**TEXT SHOWN:**
<<<<

Why the database lock matters: if you check status == 'pending' and then update in separate queries, two workers can both see pending and both start processing. The UPDATE ... WHERE status = 'pending' RETURNING pattern is atomic — only one worker wins the race.

If the webhook provider does not include an event ID (some do not), generate a deterministic one by hashing the payload contents. This way, identical payloads always map to the same ID:

import hashlib

def generate_idempotency_key(payload: bytes) -> str:
    return hashlib.sha256(payload).hexdigest()

Pattern 4 — Exponential Retry with Backoff

When your webhook processor fails, you need a retry strategy that balances speed with safety. Retrying immediately in a tight loop is a recipe for amplifying failures. If the database is overloaded, hammering it with retries makes things worse.

Exponential backoff with jitter is the standard approach:

import asyncio
import random

async def retry_with_backoff(
    func,
    max_retries: int = 5,
    base_delay: float = 1.0,
    max_delay: float = 300.0
):
    for attempt in range(max_retries):
        try:
            return await func()
        except Exception as e:
            if attempt == max_retries - 1:
                raise  # Final attempt, let it fail
            
            delay = min(base_delay * (2 ** attempt), max_delay)
            jitter = random.uniform(0, delay * 0.1)
            
            print(f"Attempt {attempt + 1} failed: {e}. "
                  f"Retrying in {delay + jitter:.1f}s")
            await asyncio.sleep(delay + jitter)


# Usage in the webhook processor
async def process_with_retry(event_id: str):
    async def _process():
        event = await db.fetchone(
            "SELECT payload FROM webhook_events WHERE event_id = $1",
            event_id
        )
        await handle_payment_event(json.loads(event["payload"]))
    
    try:
        await retry_with_backoff(_process, max_retries=5)
        await mark_completed(event_id)
    except Exception:
        await mark_failed(event_id)

>>>>

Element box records
<<<<

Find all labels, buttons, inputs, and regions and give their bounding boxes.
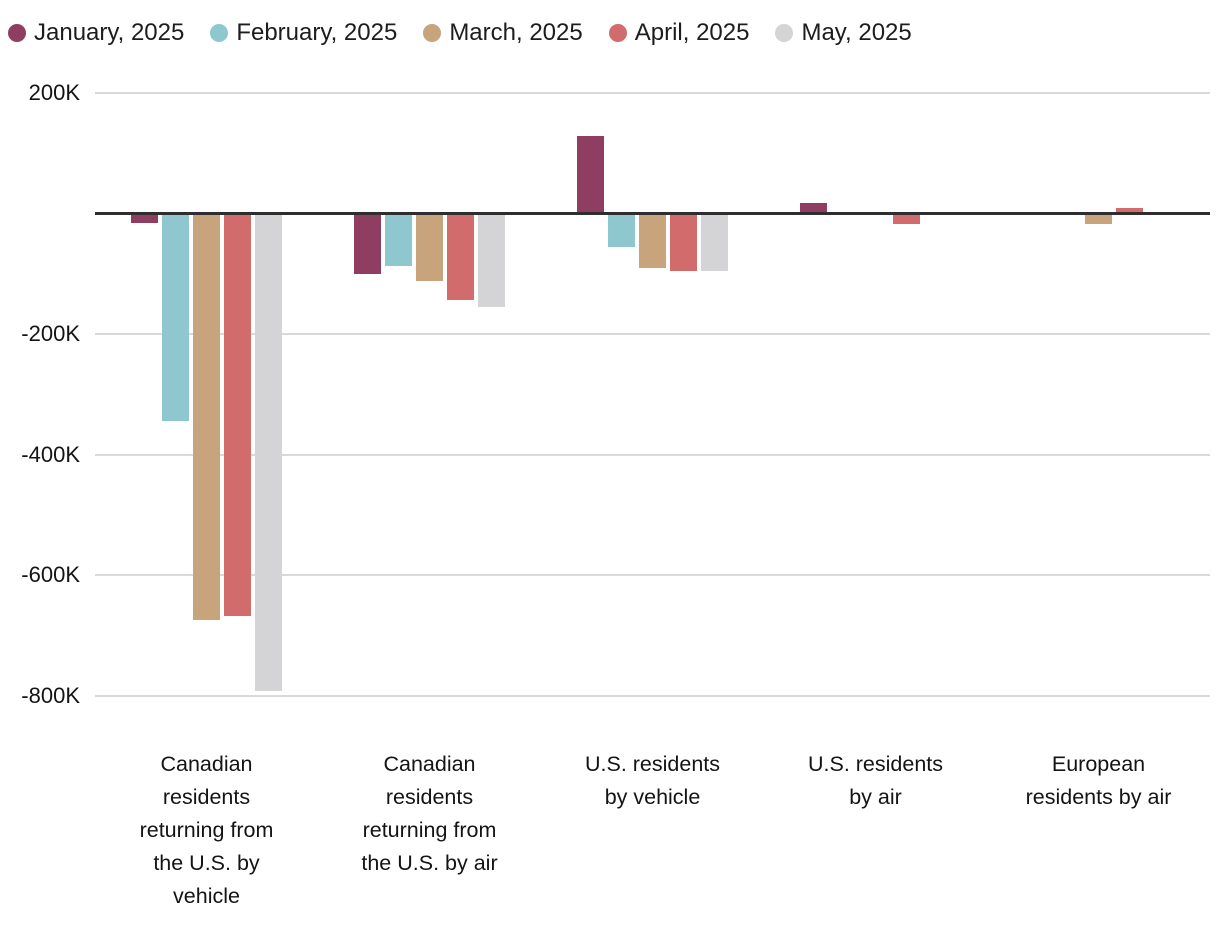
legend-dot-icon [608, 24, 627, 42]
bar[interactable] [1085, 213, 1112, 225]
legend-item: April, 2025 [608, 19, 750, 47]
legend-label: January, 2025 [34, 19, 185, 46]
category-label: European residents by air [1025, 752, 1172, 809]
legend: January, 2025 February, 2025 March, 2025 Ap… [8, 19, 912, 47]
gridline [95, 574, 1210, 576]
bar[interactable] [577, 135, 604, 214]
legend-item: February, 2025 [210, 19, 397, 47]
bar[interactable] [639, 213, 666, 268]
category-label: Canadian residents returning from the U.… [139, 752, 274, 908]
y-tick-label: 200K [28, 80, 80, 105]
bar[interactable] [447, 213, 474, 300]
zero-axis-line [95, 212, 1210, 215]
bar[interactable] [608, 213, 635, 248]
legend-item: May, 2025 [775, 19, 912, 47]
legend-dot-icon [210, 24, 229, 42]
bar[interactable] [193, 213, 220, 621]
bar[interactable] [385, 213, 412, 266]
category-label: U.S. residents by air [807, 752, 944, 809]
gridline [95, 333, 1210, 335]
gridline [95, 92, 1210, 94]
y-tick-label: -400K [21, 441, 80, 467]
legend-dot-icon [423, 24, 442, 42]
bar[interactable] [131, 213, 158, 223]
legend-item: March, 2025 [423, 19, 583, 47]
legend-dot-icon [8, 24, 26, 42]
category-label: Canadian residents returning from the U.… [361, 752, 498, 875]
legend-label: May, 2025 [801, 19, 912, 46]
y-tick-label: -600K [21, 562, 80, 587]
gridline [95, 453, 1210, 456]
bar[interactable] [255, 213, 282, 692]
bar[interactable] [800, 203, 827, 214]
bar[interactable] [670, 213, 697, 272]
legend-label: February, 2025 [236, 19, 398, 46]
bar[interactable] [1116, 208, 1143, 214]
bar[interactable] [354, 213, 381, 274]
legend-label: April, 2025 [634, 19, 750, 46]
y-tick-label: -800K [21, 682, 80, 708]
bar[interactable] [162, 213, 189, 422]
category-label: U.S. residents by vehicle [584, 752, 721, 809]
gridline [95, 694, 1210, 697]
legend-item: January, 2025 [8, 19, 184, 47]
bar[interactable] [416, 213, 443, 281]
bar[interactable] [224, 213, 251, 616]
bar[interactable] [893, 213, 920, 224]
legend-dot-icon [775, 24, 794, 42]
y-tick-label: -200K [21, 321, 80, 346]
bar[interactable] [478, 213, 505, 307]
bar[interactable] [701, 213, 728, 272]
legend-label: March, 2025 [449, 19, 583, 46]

>>>>
<<<<

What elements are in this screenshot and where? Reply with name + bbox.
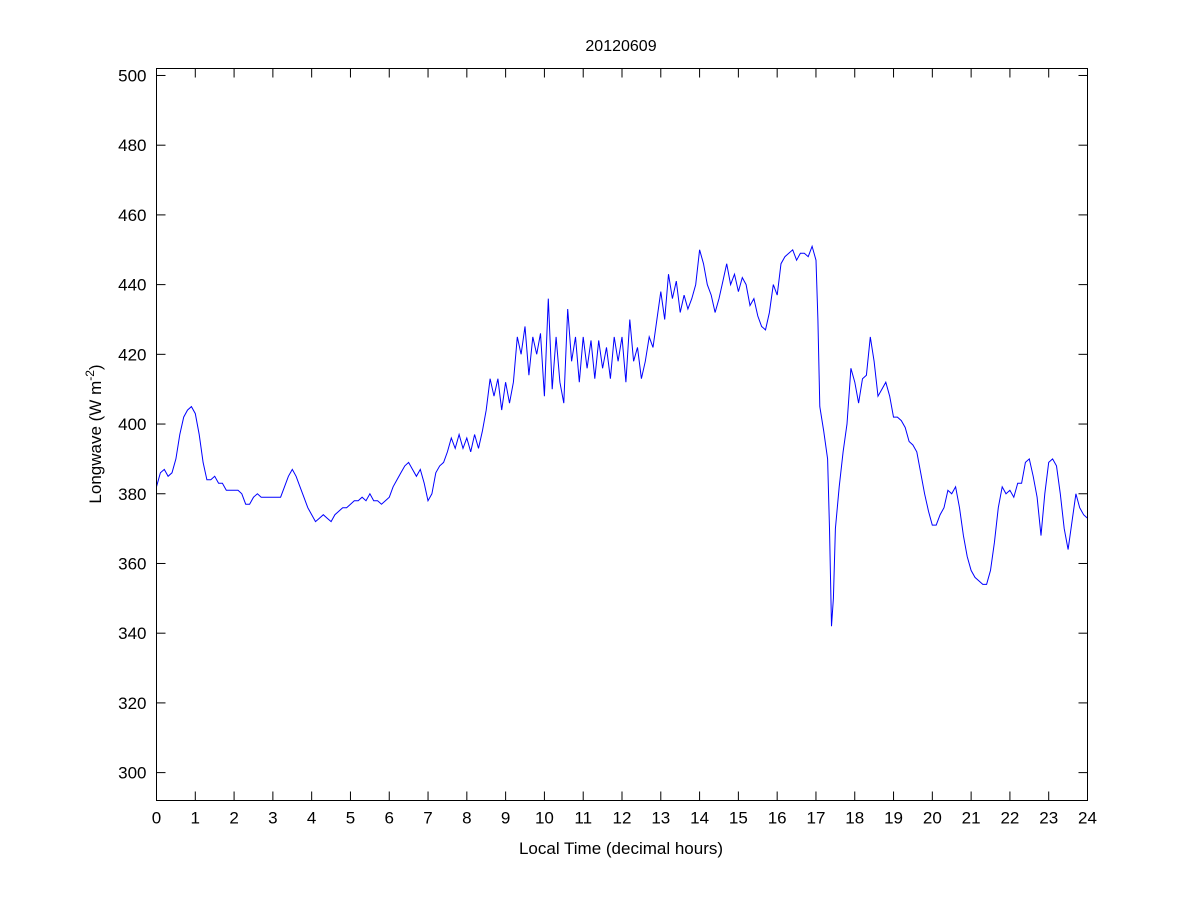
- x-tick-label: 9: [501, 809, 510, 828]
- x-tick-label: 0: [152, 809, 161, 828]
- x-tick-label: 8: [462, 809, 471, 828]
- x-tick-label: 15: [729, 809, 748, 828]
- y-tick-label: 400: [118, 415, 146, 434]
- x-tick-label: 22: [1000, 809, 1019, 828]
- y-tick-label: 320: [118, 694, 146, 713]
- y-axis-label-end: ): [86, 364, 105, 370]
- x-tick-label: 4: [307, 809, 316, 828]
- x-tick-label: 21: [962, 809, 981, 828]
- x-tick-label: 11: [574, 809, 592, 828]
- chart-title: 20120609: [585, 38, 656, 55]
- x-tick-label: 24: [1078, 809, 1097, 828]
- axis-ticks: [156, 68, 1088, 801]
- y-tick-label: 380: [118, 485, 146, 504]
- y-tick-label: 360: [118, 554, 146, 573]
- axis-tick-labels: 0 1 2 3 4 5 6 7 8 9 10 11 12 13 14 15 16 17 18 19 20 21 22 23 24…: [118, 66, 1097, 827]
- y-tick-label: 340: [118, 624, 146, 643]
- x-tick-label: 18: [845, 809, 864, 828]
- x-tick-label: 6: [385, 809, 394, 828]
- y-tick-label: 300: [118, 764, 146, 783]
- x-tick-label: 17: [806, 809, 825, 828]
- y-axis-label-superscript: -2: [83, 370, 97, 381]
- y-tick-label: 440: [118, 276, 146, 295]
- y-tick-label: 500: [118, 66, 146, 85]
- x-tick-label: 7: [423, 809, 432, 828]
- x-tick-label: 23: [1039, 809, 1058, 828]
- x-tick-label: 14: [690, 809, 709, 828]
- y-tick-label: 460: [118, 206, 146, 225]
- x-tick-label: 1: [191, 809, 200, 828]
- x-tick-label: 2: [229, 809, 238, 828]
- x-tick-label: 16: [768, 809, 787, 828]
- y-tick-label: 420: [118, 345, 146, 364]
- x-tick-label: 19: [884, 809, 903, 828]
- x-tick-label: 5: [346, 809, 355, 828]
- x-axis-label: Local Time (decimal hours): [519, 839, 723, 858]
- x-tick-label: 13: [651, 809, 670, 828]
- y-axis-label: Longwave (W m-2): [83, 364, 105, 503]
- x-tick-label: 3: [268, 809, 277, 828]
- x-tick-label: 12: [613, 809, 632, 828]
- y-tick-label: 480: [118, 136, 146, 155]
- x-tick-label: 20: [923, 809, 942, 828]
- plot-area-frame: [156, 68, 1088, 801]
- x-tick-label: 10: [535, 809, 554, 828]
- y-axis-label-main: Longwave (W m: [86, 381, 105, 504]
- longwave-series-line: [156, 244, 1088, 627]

>>>>
<<<<

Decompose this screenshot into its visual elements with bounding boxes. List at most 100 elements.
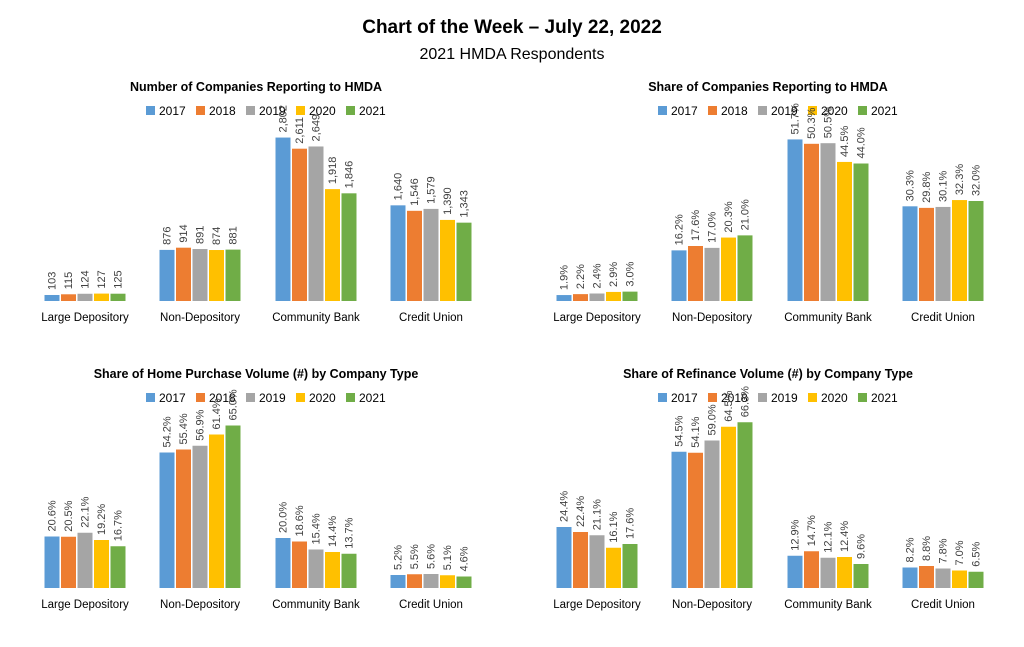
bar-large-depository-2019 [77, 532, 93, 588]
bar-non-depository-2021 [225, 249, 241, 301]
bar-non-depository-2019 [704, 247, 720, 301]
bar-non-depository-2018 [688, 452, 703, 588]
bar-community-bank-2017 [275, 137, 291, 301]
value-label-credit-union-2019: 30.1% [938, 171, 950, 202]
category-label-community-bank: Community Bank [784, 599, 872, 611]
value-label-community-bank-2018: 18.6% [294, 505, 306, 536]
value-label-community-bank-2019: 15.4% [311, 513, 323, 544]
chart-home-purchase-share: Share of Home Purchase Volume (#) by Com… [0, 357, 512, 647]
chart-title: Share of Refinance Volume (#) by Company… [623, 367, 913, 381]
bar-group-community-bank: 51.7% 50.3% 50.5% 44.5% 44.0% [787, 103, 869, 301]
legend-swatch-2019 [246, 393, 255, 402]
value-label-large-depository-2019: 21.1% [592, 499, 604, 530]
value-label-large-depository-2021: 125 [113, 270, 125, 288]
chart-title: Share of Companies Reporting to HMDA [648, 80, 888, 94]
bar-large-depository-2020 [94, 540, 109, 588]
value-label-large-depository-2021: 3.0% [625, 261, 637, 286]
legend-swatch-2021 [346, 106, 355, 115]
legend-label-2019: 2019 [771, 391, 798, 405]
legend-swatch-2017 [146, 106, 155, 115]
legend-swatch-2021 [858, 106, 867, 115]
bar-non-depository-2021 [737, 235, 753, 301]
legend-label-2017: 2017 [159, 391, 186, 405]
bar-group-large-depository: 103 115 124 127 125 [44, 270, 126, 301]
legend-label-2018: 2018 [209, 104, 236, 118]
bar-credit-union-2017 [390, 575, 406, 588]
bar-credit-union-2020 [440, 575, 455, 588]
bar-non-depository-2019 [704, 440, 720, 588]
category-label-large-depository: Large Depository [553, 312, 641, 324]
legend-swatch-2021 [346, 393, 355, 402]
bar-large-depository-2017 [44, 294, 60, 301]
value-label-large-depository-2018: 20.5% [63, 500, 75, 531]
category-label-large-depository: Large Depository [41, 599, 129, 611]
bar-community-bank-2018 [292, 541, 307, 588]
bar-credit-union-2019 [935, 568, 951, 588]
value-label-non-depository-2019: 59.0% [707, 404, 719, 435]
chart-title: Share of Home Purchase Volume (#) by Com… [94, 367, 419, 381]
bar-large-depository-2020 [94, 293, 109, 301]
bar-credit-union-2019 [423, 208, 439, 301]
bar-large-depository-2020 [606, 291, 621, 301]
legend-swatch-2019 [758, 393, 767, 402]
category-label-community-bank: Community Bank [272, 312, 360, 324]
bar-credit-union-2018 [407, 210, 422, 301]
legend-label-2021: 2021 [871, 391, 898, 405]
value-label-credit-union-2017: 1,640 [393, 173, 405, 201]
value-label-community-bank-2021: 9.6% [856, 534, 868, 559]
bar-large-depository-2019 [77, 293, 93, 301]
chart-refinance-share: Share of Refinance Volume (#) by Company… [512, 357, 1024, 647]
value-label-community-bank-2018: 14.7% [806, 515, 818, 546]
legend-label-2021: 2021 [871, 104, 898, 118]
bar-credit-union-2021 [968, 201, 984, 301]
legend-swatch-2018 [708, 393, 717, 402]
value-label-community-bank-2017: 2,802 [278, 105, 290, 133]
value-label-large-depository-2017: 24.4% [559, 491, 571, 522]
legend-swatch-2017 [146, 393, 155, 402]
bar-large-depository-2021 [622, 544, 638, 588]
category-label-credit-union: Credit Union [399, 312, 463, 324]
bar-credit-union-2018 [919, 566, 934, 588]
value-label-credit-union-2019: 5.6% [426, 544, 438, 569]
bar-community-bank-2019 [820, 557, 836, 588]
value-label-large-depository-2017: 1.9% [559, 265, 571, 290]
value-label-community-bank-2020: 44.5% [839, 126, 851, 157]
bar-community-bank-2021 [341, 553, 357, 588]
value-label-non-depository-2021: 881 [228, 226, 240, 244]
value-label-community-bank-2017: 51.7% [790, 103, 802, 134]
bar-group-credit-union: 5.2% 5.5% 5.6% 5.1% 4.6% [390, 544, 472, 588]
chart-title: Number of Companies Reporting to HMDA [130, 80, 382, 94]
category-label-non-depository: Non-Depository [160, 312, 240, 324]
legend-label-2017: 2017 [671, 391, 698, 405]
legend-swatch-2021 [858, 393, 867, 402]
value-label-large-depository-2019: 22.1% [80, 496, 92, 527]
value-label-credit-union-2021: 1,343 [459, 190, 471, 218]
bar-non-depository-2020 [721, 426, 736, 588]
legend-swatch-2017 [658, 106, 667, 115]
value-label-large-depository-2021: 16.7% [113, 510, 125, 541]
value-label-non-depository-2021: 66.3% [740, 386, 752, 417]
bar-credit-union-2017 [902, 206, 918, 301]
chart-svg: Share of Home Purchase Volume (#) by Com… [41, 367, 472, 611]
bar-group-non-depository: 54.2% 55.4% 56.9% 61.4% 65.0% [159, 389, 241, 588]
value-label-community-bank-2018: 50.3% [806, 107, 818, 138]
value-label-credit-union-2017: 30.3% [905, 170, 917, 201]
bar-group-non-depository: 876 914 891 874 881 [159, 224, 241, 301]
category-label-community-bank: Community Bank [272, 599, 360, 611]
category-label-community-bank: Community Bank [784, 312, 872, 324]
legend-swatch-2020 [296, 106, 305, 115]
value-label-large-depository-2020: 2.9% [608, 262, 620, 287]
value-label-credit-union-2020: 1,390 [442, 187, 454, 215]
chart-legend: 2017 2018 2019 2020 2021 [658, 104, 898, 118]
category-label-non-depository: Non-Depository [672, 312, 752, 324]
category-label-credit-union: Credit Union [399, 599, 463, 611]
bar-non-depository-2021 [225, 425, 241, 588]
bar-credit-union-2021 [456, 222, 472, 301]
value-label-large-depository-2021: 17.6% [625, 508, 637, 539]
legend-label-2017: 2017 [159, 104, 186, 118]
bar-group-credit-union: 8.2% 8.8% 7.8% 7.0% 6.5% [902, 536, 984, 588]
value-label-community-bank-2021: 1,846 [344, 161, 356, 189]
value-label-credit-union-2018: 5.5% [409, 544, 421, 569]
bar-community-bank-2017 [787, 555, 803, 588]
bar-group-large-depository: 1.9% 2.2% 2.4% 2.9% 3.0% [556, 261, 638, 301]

>>>>

**WORK INSTRUCTIONS:**
**a.** Using the text on webhook processing, decide whether each statement agrees with it, answering yes or no and quoting the words that decide it: (i) running the status check and the update as separate queries lets two workers both start processing; (ii) the text calls exponential backoff with jitter the standard approach; (iii) the text recommends retrying immediately in a tight loop when the database is overloaded.
**b.** Quote the stretch of the text on webhook processing from "Why the database" through "makes things worse.".
The entries have no connection to the text on webhook processing.

**PER-TASK ANSWERS:**
**a.**
(i) Yes: "two workers can both see pending and both start processing."
(ii) Yes: "Exponential backoff with jitter is the standard approach"
(iii) No: "Retrying immediately in a tight loop is a recipe for amplifying failures."

**b.**
Why the database lock matters: if you check status == 'pending' and then update in separate queries, two workers can both see pending and both start processing. The UPDATE ... WHERE status = 'pending' RETURNING pattern is atomic — only one worker wins the race.

If the webhook provider does not include an event ID (some do not), generate a deterministic one by hashing the payload contents. This way, identical payloads always map to the same ID:

import hashlib

def generate_idempotency_key(payload: bytes) -> str:
    return hashlib.sha256(payload).hexdigest()

Pattern 4 — Exponential Retry with Backoff

When your webhook processor fails, you need a retry strategy that balances speed with safety. Retrying immediately in a tight loop is a recipe for amplifying failures. If the database is overloaded, hammering it with retries makes things worse.